- Task goal -
Say how many lines hold the string "данных"; please write nothing but the number.

— Start of Extracted records —

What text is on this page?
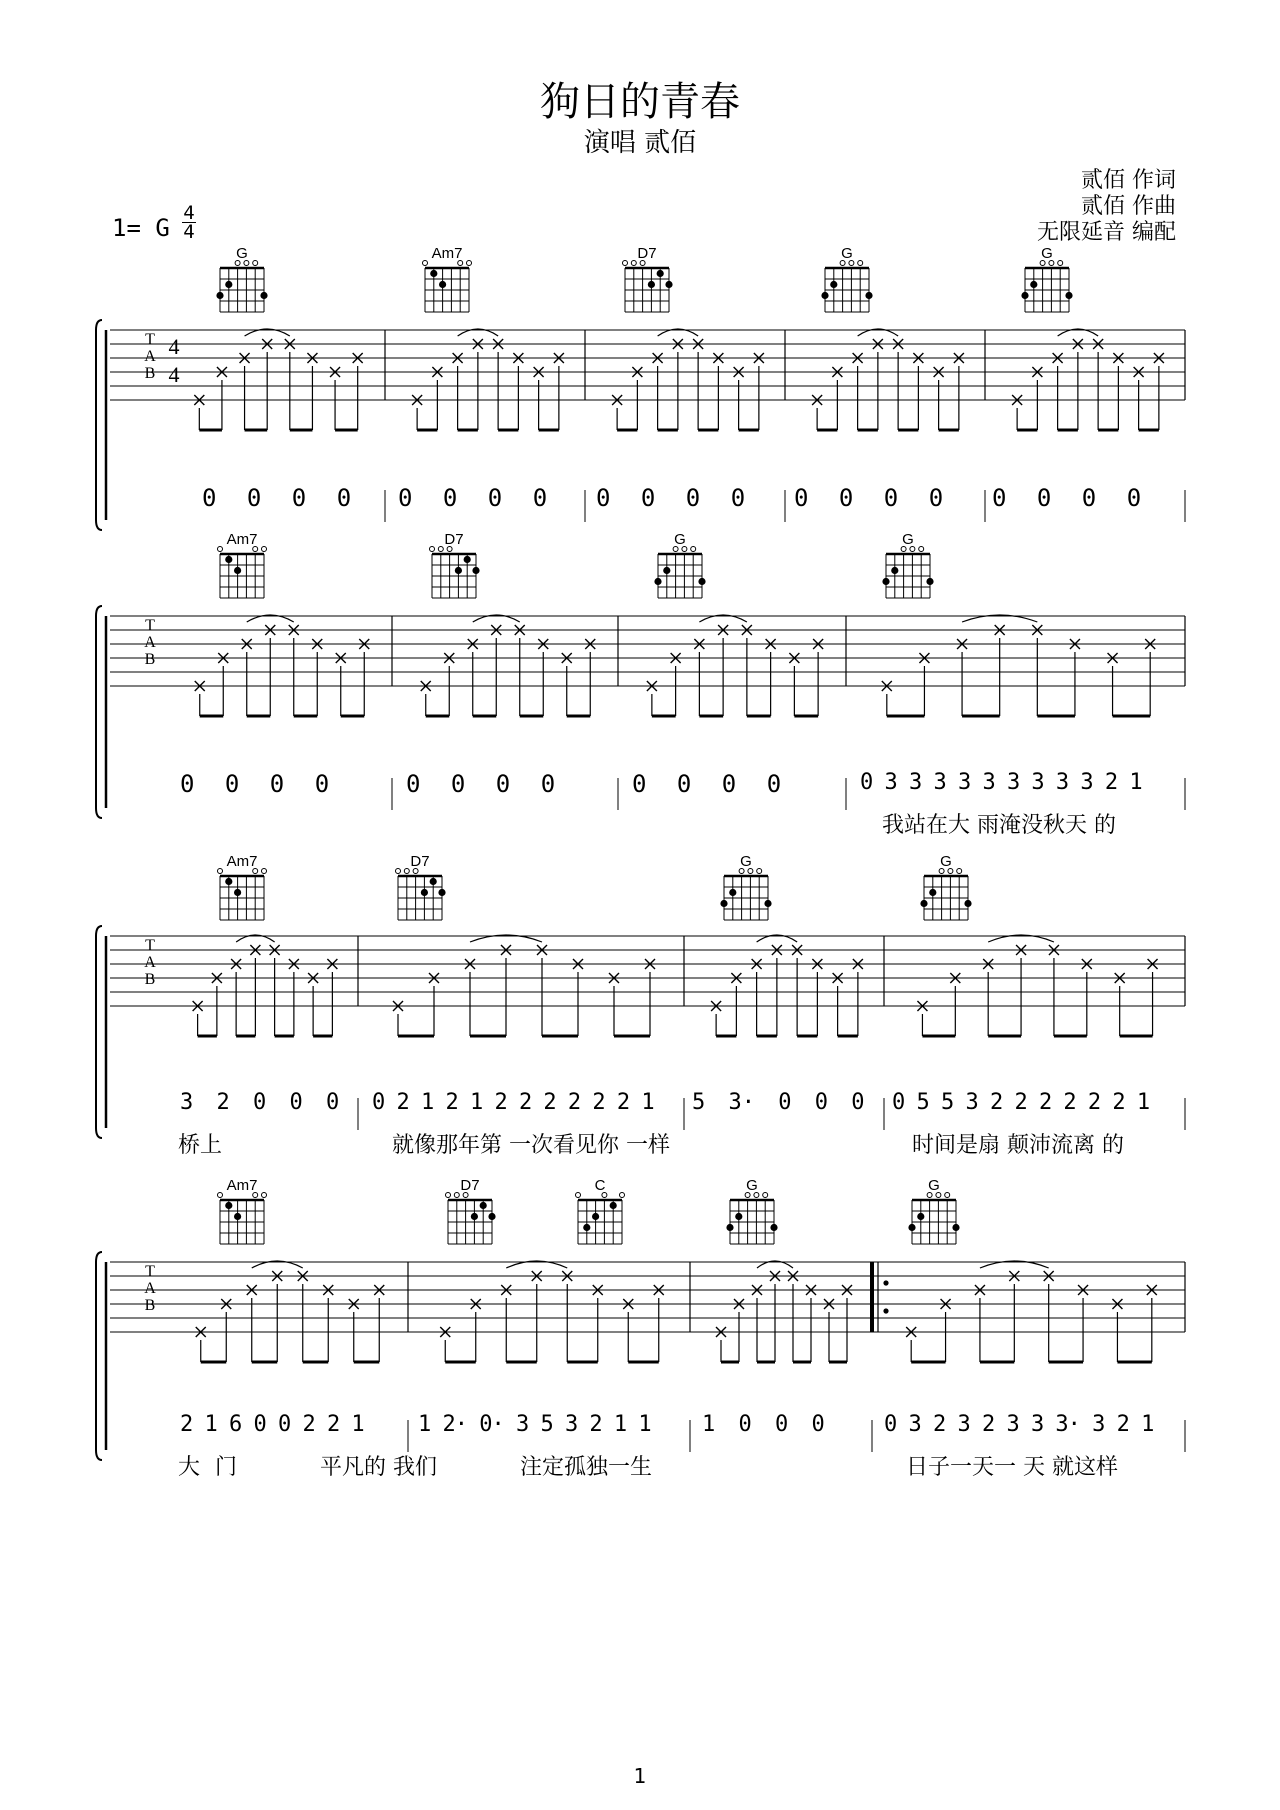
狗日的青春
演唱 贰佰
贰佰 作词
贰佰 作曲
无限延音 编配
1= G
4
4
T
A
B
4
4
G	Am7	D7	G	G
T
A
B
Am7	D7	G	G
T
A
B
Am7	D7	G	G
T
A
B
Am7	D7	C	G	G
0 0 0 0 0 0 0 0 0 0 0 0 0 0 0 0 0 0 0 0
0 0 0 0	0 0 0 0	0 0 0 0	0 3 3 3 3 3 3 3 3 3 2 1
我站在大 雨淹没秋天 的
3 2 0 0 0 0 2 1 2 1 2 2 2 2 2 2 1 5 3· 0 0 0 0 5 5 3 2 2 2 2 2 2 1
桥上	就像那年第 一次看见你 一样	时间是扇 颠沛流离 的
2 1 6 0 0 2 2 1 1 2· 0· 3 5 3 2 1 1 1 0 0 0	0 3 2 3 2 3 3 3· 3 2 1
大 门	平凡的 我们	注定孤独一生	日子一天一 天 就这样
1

— End of Extracted records —
— Start of Extracted records —

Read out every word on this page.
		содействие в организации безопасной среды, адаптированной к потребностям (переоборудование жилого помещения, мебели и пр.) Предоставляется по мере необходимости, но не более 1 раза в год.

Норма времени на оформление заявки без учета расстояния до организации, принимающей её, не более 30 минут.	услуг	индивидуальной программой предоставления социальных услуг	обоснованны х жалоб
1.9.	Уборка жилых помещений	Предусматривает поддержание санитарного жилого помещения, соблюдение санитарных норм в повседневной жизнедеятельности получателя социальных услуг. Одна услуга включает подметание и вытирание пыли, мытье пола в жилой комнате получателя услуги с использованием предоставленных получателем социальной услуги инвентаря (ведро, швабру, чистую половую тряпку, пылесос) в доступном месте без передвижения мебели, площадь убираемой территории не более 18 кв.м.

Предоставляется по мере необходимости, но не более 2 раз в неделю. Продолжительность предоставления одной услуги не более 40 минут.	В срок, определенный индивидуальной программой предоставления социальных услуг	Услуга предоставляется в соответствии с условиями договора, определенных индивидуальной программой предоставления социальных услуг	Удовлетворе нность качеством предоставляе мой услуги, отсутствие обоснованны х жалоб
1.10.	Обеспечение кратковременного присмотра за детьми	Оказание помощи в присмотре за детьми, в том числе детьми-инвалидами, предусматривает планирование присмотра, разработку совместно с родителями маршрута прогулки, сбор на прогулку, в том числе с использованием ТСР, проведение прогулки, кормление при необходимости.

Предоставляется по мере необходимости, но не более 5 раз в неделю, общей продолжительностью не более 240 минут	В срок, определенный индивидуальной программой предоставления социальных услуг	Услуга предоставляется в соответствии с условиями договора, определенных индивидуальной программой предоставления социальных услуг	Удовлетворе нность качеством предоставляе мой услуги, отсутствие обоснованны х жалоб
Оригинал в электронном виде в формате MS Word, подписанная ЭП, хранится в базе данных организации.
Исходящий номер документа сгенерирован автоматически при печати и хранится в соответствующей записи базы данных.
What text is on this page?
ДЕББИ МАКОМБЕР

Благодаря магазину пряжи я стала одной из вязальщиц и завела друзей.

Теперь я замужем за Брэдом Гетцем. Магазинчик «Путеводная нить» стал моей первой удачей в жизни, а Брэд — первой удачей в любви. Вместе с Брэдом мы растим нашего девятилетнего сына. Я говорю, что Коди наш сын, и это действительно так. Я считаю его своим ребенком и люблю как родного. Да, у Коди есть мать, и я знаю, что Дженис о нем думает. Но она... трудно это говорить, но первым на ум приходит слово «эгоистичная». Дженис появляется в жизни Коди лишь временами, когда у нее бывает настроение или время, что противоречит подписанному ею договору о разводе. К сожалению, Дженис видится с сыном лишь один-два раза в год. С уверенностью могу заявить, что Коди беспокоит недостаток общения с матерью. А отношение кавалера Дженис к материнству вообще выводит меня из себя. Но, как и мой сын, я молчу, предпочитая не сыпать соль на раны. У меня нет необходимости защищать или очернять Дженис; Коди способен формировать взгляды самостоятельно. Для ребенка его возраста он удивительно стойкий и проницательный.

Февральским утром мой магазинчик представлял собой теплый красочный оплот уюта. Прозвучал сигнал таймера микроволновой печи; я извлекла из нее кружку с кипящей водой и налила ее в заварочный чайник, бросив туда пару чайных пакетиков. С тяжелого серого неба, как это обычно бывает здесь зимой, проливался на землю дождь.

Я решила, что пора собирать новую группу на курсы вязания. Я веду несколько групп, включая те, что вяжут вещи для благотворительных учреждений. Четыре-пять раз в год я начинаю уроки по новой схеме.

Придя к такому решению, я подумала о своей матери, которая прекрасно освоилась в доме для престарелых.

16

— End of Extracted records —

- Complete answer -
2